EXERCISE AIM: Repeat every entry word for word, but leave the images out of your copy.

-- start THE RECORDS --

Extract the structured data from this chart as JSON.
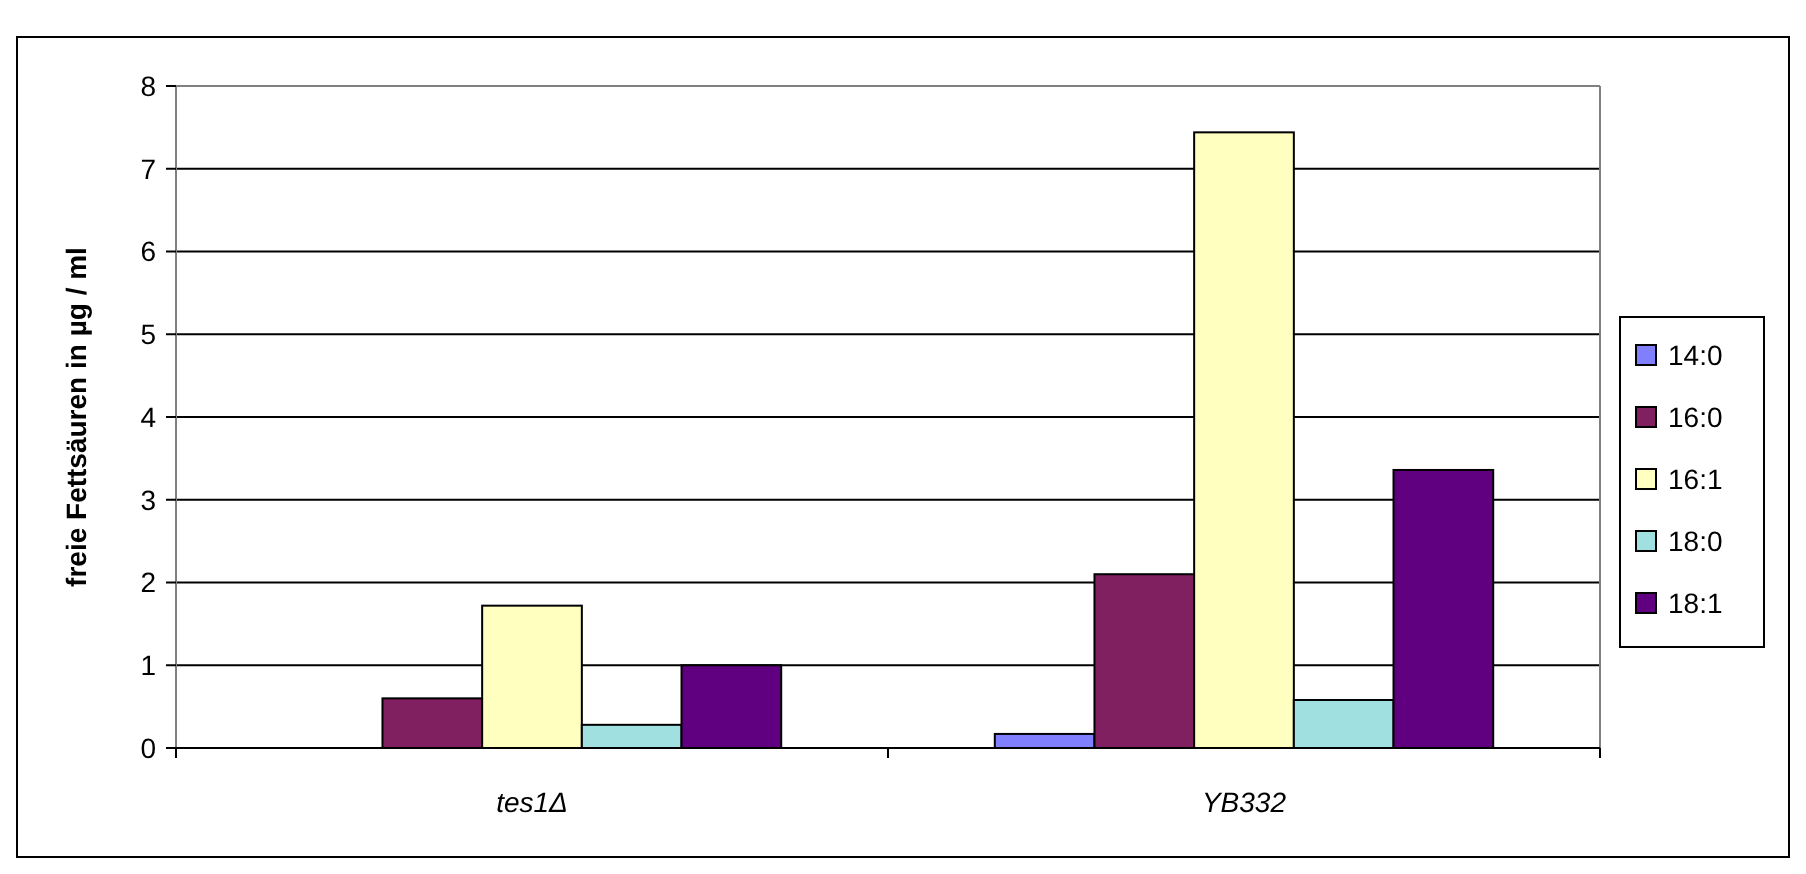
{
  "chart_data": {
    "type": "bar",
    "ylabel": "freie Fettsäuren in µg / ml",
    "categories": [
      "tes1Δ",
      "YB332"
    ],
    "series": [
      {
        "name": "14:0",
        "color": "#8080ff",
        "values": [
          0,
          0.17
        ]
      },
      {
        "name": "16:0",
        "color": "#802060",
        "values": [
          0.6,
          2.1
        ]
      },
      {
        "name": "16:1",
        "color": "#ffffc0",
        "values": [
          1.72,
          7.44
        ]
      },
      {
        "name": "18:0",
        "color": "#a0e0e0",
        "values": [
          0.28,
          0.58
        ]
      },
      {
        "name": "18:1",
        "color": "#600080",
        "values": [
          1.0,
          3.36
        ]
      }
    ],
    "ylim": [
      0,
      8
    ],
    "yticks": [
      0,
      1,
      2,
      3,
      4,
      5,
      6,
      7,
      8
    ],
    "grid": "y",
    "legend": "right"
  }
}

-- end THE RECORDS --

ANSWER:
Extract the structured data from this chart as JSON.
{
  "chart_data": {
    "type": "bar",
    "ylabel": "freie Fettsäuren in µg / ml",
    "categories": [
      "tes1Δ",
      "YB332"
    ],
    "series": [
      {
        "name": "14:0",
        "color": "#8080ff",
        "values": [
          0,
          0.17
        ]
      },
      {
        "name": "16:0",
        "color": "#802060",
        "values": [
          0.6,
          2.1
        ]
      },
      {
        "name": "16:1",
        "color": "#ffffc0",
        "values": [
          1.72,
          7.44
        ]
      },
      {
        "name": "18:0",
        "color": "#a0e0e0",
        "values": [
          0.28,
          0.58
        ]
      },
      {
        "name": "18:1",
        "color": "#600080",
        "values": [
          1.0,
          3.36
        ]
      }
    ],
    "ylim": [
      0,
      8
    ],
    "yticks": [
      0,
      1,
      2,
      3,
      4,
      5,
      6,
      7,
      8
    ],
    "grid": "y",
    "legend": "right"
  }
}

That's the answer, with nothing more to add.